▶ **EXERCISE**:
Scan the records and identify every line in which the string "advance" occurs, then return those lines.

▶ **GIVEN RECORDS**:
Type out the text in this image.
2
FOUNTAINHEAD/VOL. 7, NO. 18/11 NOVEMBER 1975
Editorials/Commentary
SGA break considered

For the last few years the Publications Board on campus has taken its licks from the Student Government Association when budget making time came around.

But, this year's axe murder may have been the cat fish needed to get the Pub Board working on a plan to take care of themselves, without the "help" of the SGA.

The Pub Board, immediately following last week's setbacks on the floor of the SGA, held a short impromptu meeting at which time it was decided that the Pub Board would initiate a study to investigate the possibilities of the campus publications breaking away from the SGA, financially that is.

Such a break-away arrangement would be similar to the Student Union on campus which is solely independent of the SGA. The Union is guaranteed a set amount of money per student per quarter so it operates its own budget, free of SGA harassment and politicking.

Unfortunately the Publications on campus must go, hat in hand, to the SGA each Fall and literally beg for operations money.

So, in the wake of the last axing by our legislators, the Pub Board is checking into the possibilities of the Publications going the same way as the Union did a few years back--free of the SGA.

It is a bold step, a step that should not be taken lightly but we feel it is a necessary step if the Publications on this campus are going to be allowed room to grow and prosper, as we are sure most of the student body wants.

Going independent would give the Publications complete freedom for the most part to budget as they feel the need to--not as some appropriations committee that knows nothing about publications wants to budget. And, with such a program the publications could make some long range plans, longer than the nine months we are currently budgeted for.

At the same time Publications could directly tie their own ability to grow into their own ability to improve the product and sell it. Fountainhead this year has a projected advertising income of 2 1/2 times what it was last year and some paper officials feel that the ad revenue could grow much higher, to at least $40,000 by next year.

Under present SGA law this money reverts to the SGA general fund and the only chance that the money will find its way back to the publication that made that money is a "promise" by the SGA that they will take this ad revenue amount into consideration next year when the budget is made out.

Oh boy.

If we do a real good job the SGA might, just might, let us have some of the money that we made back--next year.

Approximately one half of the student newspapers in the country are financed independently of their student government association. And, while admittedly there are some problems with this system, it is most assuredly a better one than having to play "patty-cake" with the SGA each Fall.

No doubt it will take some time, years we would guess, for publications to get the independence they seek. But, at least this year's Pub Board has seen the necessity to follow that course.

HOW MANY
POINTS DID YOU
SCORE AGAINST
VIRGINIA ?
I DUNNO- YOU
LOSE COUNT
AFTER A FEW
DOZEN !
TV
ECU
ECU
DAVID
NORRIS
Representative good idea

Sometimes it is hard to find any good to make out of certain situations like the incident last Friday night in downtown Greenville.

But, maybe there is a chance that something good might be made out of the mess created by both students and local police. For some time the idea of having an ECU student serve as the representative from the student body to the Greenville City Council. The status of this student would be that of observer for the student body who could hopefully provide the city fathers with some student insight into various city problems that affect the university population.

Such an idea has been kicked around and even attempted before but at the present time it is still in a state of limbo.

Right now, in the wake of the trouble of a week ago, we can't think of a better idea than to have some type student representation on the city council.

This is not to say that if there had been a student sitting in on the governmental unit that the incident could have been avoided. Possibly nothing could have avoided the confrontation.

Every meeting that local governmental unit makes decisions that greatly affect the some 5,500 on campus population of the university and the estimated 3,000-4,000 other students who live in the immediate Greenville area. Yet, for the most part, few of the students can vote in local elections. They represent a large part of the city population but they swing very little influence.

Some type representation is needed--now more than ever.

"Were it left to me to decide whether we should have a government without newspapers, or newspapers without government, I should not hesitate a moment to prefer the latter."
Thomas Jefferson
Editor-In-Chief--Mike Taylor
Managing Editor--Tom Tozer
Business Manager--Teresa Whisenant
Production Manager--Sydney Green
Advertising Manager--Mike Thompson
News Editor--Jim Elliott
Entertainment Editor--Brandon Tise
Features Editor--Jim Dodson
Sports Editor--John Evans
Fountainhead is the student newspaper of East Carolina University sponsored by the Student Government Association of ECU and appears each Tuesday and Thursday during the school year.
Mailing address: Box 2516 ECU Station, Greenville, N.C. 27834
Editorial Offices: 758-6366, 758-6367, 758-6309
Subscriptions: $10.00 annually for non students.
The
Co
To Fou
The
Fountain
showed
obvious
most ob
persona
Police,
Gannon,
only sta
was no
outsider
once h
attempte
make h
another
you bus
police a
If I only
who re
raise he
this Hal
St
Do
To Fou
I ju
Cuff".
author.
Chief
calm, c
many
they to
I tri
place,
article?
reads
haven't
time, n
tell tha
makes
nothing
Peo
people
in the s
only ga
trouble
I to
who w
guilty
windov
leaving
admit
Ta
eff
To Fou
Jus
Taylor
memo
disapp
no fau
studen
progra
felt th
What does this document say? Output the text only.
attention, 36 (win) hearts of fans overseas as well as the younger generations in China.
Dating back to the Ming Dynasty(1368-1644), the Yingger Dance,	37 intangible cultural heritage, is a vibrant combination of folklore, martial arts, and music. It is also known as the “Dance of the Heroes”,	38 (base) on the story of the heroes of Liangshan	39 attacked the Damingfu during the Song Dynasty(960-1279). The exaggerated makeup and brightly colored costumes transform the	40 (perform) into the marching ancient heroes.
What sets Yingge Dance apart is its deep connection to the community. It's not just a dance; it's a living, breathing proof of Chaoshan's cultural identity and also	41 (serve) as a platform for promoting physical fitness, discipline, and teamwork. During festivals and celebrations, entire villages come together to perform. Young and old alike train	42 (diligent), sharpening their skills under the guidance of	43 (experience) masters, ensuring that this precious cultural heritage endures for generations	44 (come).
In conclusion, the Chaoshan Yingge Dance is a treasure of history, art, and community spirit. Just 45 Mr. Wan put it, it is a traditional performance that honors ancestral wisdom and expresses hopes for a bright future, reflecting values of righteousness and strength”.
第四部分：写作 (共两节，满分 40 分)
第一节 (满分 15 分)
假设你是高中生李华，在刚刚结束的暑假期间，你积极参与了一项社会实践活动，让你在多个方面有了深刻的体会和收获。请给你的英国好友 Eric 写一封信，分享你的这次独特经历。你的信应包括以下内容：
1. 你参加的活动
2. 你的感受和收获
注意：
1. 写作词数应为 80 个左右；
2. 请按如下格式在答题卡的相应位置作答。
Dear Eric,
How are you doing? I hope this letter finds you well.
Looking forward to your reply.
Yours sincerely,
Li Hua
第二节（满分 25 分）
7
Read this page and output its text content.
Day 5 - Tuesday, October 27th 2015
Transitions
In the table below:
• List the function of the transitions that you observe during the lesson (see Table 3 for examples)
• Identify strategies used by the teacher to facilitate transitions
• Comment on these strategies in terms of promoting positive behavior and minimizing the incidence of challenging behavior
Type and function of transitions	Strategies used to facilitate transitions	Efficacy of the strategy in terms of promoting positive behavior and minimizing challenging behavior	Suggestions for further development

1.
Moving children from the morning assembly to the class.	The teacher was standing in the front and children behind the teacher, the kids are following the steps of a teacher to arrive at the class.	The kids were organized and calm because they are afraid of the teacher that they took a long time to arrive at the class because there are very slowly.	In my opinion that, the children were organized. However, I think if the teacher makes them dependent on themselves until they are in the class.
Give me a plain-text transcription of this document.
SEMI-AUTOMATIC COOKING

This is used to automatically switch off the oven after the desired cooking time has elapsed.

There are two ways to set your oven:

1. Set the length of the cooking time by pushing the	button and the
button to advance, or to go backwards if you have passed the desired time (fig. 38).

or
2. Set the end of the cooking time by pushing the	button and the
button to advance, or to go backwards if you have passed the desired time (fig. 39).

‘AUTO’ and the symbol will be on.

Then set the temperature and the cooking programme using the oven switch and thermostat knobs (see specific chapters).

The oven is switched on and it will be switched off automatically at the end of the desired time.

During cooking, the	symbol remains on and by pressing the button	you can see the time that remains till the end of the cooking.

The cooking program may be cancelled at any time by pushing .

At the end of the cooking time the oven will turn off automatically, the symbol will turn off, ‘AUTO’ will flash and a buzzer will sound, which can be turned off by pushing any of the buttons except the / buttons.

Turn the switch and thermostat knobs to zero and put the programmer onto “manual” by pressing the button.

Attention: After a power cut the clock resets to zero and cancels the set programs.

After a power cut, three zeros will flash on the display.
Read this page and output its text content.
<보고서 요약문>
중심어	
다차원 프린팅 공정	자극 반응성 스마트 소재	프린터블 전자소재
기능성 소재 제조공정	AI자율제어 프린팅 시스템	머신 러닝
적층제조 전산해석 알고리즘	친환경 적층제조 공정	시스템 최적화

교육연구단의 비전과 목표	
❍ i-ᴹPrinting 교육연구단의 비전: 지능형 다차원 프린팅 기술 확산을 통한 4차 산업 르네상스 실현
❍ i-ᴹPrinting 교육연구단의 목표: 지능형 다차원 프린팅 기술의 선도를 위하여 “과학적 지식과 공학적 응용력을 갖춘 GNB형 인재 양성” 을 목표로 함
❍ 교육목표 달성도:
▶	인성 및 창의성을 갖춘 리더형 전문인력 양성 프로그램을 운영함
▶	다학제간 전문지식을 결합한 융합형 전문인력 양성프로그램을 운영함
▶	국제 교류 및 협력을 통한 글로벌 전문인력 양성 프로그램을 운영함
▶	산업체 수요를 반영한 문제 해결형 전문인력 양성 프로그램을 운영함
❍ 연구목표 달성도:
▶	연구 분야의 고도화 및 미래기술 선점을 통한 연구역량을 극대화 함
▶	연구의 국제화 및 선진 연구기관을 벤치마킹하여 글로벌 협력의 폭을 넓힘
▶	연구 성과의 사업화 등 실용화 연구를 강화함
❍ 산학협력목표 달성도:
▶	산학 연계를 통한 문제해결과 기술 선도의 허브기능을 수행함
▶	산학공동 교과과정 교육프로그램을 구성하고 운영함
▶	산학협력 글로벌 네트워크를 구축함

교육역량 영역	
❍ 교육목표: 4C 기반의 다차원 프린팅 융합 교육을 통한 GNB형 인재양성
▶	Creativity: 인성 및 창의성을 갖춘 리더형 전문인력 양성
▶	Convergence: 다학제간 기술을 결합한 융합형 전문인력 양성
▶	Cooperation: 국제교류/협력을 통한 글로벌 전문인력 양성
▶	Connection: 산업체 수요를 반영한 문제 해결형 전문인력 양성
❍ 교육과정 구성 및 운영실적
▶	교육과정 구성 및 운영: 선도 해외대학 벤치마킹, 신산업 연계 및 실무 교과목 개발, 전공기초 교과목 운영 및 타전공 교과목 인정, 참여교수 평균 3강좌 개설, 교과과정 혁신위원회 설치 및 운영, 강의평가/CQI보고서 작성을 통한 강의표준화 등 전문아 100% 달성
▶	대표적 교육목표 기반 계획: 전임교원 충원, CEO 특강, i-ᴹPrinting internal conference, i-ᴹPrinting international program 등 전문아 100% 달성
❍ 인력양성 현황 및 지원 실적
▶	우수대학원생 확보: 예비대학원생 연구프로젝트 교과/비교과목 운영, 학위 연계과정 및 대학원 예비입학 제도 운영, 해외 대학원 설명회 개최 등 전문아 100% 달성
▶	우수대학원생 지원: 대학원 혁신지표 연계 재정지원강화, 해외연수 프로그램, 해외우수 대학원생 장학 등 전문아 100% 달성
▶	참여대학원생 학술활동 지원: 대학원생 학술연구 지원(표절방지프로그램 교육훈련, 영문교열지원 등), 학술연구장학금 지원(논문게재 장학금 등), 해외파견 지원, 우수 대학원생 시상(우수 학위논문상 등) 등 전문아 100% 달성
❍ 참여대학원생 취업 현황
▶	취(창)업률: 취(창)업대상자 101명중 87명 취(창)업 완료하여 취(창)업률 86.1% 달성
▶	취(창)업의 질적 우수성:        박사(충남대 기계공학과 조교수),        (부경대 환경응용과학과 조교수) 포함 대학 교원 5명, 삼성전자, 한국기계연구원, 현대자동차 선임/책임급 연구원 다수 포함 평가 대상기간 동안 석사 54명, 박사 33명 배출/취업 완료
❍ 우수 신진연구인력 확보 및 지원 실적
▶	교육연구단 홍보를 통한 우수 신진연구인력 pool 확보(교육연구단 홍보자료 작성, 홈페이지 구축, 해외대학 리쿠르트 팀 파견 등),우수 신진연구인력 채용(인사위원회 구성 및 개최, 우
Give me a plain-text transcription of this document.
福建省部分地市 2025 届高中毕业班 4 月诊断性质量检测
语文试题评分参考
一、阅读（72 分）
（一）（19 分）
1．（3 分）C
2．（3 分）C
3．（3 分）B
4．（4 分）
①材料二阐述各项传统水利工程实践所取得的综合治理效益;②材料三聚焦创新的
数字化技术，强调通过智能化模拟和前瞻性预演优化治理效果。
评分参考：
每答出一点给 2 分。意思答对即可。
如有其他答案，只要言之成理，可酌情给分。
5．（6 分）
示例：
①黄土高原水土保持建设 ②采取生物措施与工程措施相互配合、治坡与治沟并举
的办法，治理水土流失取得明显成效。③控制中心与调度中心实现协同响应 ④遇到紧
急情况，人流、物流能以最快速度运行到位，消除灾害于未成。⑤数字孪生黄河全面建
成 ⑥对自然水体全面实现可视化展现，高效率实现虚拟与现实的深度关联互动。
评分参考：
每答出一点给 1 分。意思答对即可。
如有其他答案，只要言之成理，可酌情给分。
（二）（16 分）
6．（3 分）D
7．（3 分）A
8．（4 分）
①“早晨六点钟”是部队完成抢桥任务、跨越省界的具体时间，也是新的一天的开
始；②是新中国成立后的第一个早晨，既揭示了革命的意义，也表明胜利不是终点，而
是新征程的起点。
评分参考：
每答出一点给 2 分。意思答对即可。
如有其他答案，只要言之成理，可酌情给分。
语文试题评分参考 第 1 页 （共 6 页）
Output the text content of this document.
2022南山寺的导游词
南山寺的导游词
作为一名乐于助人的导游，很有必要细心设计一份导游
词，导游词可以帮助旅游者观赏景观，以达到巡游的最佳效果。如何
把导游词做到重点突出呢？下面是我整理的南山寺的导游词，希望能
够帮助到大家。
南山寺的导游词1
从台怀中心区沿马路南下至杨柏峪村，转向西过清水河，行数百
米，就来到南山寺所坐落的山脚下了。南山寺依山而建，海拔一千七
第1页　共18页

▶ **SOLUTION FOR THIS TASK**:
button to advance, or to go backwards if you have passed the desired time (fig. 38).
button to advance, or to go backwards if you have passed the desired time (fig. 39).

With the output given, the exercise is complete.